## Requirements
Go through the records and extract every line with the word "Windows".

### Records for this task ###

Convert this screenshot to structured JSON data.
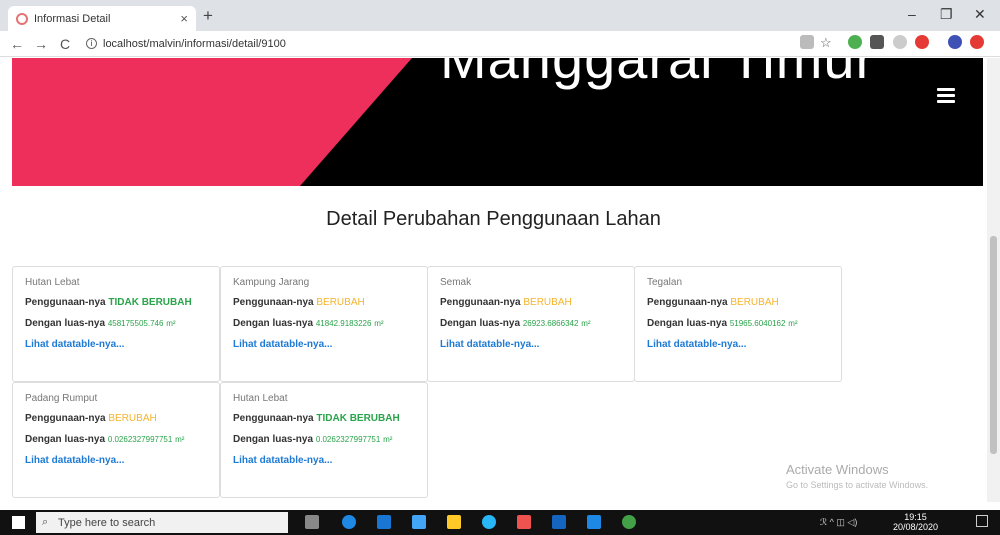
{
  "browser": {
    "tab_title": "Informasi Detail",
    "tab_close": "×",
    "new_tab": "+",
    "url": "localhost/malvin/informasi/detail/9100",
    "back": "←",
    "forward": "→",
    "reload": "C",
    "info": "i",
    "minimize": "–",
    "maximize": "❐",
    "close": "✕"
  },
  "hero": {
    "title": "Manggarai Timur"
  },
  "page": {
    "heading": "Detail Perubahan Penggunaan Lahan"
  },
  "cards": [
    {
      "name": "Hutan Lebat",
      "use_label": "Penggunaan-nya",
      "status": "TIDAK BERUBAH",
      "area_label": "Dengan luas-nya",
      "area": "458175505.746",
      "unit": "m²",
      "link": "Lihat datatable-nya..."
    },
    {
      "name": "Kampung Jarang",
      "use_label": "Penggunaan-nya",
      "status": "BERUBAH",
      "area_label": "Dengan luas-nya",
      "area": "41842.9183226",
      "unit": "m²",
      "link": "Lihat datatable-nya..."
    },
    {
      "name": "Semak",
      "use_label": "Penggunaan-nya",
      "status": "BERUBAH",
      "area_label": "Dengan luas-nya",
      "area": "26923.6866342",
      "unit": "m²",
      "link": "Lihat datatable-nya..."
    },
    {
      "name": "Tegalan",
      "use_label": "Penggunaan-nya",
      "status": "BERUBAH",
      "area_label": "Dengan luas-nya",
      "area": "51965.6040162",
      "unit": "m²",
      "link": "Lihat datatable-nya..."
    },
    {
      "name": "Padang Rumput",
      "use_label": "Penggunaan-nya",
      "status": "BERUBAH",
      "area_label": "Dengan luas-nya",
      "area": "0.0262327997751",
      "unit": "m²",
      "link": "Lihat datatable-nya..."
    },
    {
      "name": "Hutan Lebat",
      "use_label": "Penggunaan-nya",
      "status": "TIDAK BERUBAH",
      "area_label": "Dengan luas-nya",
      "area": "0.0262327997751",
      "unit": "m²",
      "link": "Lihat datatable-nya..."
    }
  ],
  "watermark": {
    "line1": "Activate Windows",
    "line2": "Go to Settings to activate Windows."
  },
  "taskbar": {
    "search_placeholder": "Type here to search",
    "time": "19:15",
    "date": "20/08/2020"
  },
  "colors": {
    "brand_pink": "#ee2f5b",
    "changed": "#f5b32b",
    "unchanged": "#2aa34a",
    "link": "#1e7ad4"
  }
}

###

## Expected answer
    "line1": "Activate Windows",
    "line2": "Go to Settings to activate Windows."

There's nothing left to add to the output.